%%
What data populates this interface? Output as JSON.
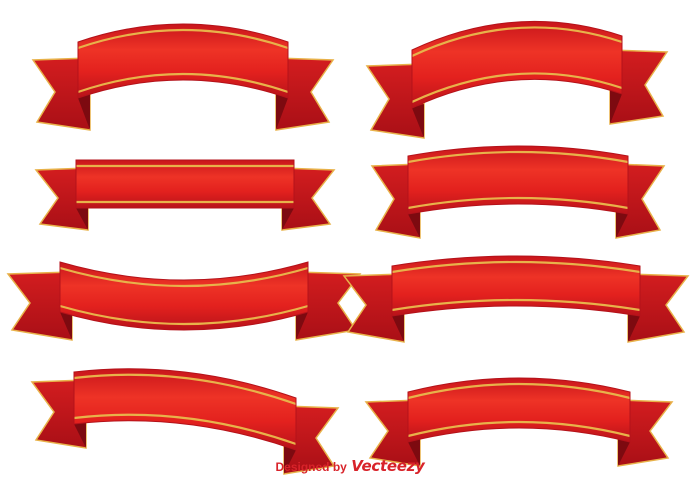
{
  "credit": {
    "prefix": "Designed by",
    "brand": "Vecteezy"
  },
  "colors": {
    "ribbon_red": "#e3211e",
    "ribbon_light": "#f23d2f",
    "ribbon_dark": "#b4121a",
    "fold_shadow": "#7d0a10",
    "gold_trim": "#e8b24a",
    "credit_red": "#d8232a",
    "background": "#ffffff"
  },
  "ribbons": [
    {
      "name": "ribbon-arch-top-left"
    },
    {
      "name": "ribbon-wave-top-right"
    },
    {
      "name": "ribbon-straight-left"
    },
    {
      "name": "ribbon-bulge-right"
    },
    {
      "name": "ribbon-smile-left"
    },
    {
      "name": "ribbon-smile-right"
    },
    {
      "name": "ribbon-wave-bottom-left"
    },
    {
      "name": "ribbon-wave-bottom-right"
    }
  ]
}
%%
TASK STATEMENT:
Check each line of the records for the word "left" and extract those that contain it.

EXERCISE ANSWER:
      "name": "ribbon-arch-top-left"
      "name": "ribbon-straight-left"
      "name": "ribbon-smile-left"
      "name": "ribbon-wave-bottom-left"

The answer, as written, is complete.